**EXTRACT PROVIDED:**

+ + + +

Tourism

Beneath Reims and Épernay, a World Heritage carved in chalk

The Champagne hillsides, houses and cellars have held a place on the UNESCO World Heritage List since 2015, recognised for a tradition of champagne production stretching back to the seventeenth century.

Published

What happened

In 2015, the Champagne hillsides, houses and cellars were inscribed on the UNESCO World Heritage List under criteria (iii), (iv), and (vi). The designated property takes in three distinct but interrelated landscapes: the Avenue de Champagne in Épernay, the hill of Saint-Nicaise in Reims, and the historic hillsides of the Marne valley. At the heart of the inscription lie the chalk cellars — known as crayères — excavated deep into the subsoil beneath both cities. Some of these galleries trace their origins to the Gallo-Roman period, making them among the oldest continuously used underground spaces in France. Taken together, the cellar network beneath Reims and Épernay extends for hundreds of kilometres, forming one of the most extensive underground cellar systems in the world.

+ + + +

Spatial annotation records

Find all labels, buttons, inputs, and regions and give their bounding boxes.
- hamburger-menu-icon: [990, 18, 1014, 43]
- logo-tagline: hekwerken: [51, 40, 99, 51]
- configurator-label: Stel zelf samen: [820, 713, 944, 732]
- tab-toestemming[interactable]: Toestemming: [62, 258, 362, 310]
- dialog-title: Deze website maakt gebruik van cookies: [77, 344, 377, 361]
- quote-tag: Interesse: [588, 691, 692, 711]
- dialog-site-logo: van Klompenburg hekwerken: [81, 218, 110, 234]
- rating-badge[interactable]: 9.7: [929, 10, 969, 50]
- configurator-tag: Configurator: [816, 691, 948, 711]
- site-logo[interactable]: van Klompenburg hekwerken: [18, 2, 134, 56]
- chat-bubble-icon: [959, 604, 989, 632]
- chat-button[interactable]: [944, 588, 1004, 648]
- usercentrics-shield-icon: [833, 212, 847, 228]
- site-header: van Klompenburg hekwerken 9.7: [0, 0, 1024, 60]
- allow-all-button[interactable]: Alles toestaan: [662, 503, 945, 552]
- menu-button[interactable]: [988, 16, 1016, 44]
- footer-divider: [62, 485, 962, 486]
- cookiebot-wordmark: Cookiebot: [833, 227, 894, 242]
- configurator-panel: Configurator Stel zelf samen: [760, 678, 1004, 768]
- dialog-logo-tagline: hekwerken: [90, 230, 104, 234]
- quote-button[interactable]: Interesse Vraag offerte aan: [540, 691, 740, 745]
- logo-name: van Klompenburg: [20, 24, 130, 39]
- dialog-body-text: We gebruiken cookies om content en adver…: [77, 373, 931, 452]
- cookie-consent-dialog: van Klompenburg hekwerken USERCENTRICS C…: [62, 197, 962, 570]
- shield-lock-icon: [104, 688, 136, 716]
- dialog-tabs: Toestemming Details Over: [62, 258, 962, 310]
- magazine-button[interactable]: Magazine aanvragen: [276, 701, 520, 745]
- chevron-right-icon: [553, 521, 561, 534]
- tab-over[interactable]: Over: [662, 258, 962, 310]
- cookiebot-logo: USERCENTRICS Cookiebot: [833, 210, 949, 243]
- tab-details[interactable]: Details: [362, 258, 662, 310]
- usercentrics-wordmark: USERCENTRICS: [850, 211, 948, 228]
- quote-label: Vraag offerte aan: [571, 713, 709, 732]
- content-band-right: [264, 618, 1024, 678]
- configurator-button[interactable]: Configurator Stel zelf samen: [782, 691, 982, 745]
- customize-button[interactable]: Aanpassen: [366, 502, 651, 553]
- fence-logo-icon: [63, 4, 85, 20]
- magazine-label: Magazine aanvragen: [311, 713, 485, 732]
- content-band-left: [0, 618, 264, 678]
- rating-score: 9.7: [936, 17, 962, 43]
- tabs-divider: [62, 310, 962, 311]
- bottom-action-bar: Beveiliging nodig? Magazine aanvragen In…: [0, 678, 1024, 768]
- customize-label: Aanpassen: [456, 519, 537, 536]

+ + + +

**TASK DESCRIPTION:** Reproduce the entire article above on the Champagne hillsides, houses and cellars word for word.

**TASK SOLUTION:**
Tourism

Beneath Reims and Épernay, a World Heritage carved in chalk

The Champagne hillsides, houses and cellars have held a place on the UNESCO World Heritage List since 2015, recognised for a tradition of champagne production stretching back to the seventeenth century.

Published

What happened

In 2015, the Champagne hillsides, houses and cellars were inscribed on the UNESCO World Heritage List under criteria (iii), (iv), and (vi). The designated property takes in three distinct but interrelated landscapes: the Avenue de Champagne in Épernay, the hill of Saint-Nicaise in Reims, and the historic hillsides of the Marne valley. At the heart of the inscription lie the chalk cellars — known as crayères — excavated deep into the subsoil beneath both cities. Some of these galleries trace their origins to the Gallo-Roman period, making them among the oldest continuously used underground spaces in France. Taken together, the cellar network beneath Reims and Épernay extends for hundreds of kilometres, forming one of the most extensive underground cellar systems in the world.